*Given exercise*
Copy out the complete listing, word for word.
^^^^^^^^
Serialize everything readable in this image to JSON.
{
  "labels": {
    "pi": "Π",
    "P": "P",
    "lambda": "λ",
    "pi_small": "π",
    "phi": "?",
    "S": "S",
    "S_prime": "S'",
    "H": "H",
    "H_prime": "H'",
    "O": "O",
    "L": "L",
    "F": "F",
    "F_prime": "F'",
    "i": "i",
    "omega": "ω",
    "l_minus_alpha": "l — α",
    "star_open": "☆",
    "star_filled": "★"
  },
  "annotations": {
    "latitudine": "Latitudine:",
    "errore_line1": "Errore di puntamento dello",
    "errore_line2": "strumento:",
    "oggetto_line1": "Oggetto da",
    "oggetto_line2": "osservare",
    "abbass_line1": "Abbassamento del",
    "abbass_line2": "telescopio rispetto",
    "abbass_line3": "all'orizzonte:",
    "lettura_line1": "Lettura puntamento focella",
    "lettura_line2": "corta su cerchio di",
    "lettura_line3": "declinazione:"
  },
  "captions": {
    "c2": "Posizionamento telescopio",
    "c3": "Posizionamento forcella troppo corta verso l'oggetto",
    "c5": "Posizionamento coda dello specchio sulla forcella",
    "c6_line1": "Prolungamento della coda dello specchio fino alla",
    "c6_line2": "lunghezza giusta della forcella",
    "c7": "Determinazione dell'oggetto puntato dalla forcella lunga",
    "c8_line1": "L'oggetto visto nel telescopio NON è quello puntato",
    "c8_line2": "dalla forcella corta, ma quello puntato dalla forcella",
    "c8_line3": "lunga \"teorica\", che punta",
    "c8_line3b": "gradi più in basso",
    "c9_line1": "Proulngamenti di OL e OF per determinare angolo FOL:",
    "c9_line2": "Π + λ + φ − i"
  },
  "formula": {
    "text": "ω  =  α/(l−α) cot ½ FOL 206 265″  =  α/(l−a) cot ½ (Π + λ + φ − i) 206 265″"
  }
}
^^^^^^^^
*Task result*
Serialize everything readable in this image to JSON.
{
  "labels": {
    "pi": "Π",
    "P": "P",
    "lambda": "λ",
    "pi_small": "π",
    "phi": "?",
    "S": "S",
    "S_prime": "S'",
    "H": "H",
    "H_prime": "H'",
    "O": "O",
    "L": "L",
    "F": "F",
    "F_prime": "F'",
    "i": "i",
    "omega": "ω",
    "l_minus_alpha": "l — α",
    "star_open": "☆",
    "star_filled": "★"
  },
  "annotations": {
    "latitudine": "Latitudine:",
    "errore_line1": "Errore di puntamento dello",
    "errore_line2": "strumento:",
    "oggetto_line1": "Oggetto da",
    "oggetto_line2": "osservare",
    "abbass_line1": "Abbassamento del",
    "abbass_line2": "telescopio rispetto",
    "abbass_line3": "all'orizzonte:",
    "lettura_line1": "Lettura puntamento focella",
    "lettura_line2": "corta su cerchio di",
    "lettura_line3": "declinazione:"
  },
  "captions": {
    "c2": "Posizionamento telescopio",
    "c3": "Posizionamento forcella troppo corta verso l'oggetto",
    "c5": "Posizionamento coda dello specchio sulla forcella",
    "c6_line1": "Prolungamento della coda dello specchio fino alla",
    "c6_line2": "lunghezza giusta della forcella",
    "c7": "Determinazione dell'oggetto puntato dalla forcella lunga",
    "c8_line1": "L'oggetto visto nel telescopio NON è quello puntato",
    "c8_line2": "dalla forcella corta, ma quello puntato dalla forcella",
    "c8_line3": "lunga \"teorica\", che punta",
    "c8_line3b": "gradi più in basso",
    "c9_line1": "Proulngamenti di OL e OF per determinare angolo FOL:",
    "c9_line2": "Π + λ + φ − i"
  },
  "formula": {
    "text": "ω  =  α/(l−α) cot ½ FOL 206 265″  =  α/(l−a) cot ½ (Π + λ + φ − i) 206 265″"
  }
}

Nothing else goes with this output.